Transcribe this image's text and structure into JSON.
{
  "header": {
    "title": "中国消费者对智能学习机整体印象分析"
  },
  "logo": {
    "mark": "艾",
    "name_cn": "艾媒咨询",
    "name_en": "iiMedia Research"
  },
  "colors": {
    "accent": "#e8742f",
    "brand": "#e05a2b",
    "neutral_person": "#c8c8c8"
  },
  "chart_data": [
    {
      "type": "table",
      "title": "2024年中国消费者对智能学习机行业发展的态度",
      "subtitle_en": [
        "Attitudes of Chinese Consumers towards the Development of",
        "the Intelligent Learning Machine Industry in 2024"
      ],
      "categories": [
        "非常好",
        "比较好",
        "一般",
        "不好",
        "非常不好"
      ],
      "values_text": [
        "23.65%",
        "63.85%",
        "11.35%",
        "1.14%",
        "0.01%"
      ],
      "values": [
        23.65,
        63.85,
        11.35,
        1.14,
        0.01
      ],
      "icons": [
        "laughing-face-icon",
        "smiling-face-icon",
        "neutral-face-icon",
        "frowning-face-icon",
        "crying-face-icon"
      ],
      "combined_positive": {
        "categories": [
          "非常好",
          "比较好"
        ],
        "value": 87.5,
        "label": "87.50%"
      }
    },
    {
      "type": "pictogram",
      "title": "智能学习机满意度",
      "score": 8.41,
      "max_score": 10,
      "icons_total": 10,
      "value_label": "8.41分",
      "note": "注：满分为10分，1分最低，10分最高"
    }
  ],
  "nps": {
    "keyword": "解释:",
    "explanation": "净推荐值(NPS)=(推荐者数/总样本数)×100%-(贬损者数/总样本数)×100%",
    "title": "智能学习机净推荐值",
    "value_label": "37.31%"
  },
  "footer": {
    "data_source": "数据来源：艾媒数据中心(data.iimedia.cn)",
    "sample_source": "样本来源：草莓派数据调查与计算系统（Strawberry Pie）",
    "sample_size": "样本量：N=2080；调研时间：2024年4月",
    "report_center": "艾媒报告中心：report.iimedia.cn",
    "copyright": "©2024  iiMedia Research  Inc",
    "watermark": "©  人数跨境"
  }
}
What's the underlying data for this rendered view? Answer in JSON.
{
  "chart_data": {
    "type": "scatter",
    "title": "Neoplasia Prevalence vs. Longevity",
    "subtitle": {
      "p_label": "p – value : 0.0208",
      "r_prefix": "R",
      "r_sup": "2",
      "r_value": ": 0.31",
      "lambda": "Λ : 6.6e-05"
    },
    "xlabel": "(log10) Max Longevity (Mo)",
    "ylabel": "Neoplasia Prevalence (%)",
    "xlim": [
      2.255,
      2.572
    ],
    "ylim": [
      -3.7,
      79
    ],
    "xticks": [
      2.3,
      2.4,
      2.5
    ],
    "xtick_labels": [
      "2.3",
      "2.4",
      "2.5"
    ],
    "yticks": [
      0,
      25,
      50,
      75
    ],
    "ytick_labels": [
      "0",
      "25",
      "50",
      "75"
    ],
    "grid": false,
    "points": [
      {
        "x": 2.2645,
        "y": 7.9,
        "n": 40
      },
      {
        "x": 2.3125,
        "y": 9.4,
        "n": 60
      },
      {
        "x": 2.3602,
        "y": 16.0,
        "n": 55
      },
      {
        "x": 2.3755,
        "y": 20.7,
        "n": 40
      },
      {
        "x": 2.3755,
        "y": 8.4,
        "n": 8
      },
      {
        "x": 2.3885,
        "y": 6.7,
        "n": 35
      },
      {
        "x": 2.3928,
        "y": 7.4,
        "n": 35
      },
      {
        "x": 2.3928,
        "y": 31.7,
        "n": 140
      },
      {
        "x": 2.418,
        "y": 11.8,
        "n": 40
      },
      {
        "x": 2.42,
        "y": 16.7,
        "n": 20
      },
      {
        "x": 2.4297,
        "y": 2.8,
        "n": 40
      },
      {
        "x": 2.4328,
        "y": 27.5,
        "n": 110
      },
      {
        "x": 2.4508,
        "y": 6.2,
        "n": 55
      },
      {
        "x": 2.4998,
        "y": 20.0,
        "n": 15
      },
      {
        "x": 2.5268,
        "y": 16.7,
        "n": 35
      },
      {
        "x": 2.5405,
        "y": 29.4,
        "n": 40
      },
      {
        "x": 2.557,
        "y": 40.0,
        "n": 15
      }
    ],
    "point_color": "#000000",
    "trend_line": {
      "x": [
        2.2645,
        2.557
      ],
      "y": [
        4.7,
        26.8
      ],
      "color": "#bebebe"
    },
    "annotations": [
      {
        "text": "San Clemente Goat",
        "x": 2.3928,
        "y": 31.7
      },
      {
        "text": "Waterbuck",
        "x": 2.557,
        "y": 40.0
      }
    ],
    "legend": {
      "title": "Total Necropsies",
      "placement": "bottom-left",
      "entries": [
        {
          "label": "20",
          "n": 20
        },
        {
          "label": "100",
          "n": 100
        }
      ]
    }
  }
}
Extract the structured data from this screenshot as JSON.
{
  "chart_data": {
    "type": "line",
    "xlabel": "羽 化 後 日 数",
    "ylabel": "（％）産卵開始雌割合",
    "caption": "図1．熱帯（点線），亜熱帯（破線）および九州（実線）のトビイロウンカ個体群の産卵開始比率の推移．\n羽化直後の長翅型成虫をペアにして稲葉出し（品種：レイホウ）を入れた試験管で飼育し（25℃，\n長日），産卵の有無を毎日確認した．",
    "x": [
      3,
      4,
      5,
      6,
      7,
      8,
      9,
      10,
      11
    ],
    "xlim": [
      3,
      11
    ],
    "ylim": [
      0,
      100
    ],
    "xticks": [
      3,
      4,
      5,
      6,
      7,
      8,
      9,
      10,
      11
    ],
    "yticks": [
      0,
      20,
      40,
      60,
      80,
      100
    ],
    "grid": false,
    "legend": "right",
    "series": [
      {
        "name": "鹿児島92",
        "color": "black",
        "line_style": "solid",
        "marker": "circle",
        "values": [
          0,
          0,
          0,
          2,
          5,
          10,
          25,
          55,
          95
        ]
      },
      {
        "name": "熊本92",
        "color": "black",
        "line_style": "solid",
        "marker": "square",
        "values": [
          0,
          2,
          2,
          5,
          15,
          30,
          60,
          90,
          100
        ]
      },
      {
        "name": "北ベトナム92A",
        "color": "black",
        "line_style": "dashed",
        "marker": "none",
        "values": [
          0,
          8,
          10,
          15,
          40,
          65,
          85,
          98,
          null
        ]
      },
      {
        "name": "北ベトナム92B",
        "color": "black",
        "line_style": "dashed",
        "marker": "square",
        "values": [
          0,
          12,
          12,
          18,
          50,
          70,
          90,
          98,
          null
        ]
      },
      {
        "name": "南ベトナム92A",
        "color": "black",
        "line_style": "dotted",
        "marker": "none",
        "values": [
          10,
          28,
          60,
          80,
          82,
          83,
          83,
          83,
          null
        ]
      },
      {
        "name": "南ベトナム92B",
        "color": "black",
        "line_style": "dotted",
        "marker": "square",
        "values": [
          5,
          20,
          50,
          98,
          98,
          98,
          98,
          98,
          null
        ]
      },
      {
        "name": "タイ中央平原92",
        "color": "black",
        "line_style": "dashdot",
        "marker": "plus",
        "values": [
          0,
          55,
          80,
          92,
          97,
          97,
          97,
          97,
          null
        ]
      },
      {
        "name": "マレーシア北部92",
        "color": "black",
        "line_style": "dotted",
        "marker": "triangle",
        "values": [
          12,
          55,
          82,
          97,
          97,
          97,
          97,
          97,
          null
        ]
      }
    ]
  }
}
========================================================================
PROBLEM DETAILS -
Of all the lines in the data above, state how many include "type". Say only the number.

WRITTEN REPLY -
4